══ Records provided

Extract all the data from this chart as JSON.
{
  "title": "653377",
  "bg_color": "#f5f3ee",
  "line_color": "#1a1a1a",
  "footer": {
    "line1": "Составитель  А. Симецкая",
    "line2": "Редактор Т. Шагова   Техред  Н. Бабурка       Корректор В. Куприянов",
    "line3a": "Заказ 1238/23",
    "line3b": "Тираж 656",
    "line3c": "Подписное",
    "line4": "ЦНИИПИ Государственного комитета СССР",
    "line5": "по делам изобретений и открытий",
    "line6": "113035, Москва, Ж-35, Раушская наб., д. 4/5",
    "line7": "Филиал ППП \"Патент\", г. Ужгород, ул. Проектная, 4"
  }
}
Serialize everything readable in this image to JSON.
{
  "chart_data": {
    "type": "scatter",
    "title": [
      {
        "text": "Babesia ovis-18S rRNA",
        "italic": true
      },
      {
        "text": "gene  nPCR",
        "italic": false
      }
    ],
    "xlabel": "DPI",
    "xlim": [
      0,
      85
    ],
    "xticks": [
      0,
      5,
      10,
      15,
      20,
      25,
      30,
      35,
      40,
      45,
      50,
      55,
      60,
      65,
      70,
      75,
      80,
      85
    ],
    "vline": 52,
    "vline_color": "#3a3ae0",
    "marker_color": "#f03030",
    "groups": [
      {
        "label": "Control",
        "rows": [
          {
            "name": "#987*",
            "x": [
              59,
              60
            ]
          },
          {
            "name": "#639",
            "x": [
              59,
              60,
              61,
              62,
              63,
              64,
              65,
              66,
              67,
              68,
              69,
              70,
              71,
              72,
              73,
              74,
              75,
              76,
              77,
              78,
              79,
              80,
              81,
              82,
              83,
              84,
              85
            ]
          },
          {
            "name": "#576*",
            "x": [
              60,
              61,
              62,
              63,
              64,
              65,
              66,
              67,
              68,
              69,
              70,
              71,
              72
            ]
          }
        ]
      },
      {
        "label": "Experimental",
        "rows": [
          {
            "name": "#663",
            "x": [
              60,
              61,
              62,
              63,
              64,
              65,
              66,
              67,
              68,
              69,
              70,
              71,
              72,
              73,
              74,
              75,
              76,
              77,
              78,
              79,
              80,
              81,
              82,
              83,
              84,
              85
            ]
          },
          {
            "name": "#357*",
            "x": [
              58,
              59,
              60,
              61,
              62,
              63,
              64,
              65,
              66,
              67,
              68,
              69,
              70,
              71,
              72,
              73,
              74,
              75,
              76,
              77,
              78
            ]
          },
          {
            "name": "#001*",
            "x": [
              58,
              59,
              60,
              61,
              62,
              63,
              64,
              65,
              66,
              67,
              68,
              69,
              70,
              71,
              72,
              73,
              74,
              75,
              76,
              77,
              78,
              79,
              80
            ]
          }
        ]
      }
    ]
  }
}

════

> What is required
Quote the whole listing above, leaving nothing out.

> Correct answer
Extract all the data from this chart as JSON.
{
  "title": "653377",
  "bg_color": "#f5f3ee",
  "line_color": "#1a1a1a",
  "footer": {
    "line1": "Составитель  А. Симецкая",
    "line2": "Редактор Т. Шагова   Техред  Н. Бабурка       Корректор В. Куприянов",
    "line3a": "Заказ 1238/23",
    "line3b": "Тираж 656",
    "line3c": "Подписное",
    "line4": "ЦНИИПИ Государственного комитета СССР",
    "line5": "по делам изобретений и открытий",
    "line6": "113035, Москва, Ж-35, Раушская наб., д. 4/5",
    "line7": "Филиал ППП \"Патент\", г. Ужгород, ул. Проектная, 4"
  }
}
Serialize everything readable in this image to JSON.
{
  "chart_data": {
    "type": "scatter",
    "title": [
      {
        "text": "Babesia ovis-18S rRNA",
        "italic": true
      },
      {
        "text": "gene  nPCR",
        "italic": false
      }
    ],
    "xlabel": "DPI",
    "xlim": [
      0,
      85
    ],
    "xticks": [
      0,
      5,
      10,
      15,
      20,
      25,
      30,
      35,
      40,
      45,
      50,
      55,
      60,
      65,
      70,
      75,
      80,
      85
    ],
    "vline": 52,
    "vline_color": "#3a3ae0",
    "marker_color": "#f03030",
    "groups": [
      {
        "label": "Control",
        "rows": [
          {
            "name": "#987*",
            "x": [
              59,
              60
            ]
          },
          {
            "name": "#639",
            "x": [
              59,
              60,
              61,
              62,
              63,
              64,
              65,
              66,
              67,
              68,
              69,
              70,
              71,
              72,
              73,
              74,
              75,
              76,
              77,
              78,
              79,
              80,
              81,
              82,
              83,
              84,
              85
            ]
          },
          {
            "name": "#576*",
            "x": [
              60,
              61,
              62,
              63,
              64,
              65,
              66,
              67,
              68,
              69,
              70,
              71,
              72
            ]
          }
        ]
      },
      {
        "label": "Experimental",
        "rows": [
          {
            "name": "#663",
            "x": [
              60,
              61,
              62,
              63,
              64,
              65,
              66,
              67,
              68,
              69,
              70,
              71,
              72,
              73,
              74,
              75,
              76,
              77,
              78,
              79,
              80,
              81,
              82,
              83,
              84,
              85
            ]
          },
          {
            "name": "#357*",
            "x": [
              58,
              59,
              60,
              61,
              62,
              63,
              64,
              65,
              66,
              67,
              68,
              69,
              70,
              71,
              72,
              73,
              74,
              75,
              76,
              77,
              78
            ]
          },
          {
            "name": "#001*",
            "x": [
              58,
              59,
              60,
              61,
              62,
              63,
              64,
              65,
              66,
              67,
              68,
              69,
              70,
              71,
              72,
              73,
              74,
              75,
              76,
              77,
              78,
              79,
              80
            ]
          }
        ]
      }
    ]
  }
}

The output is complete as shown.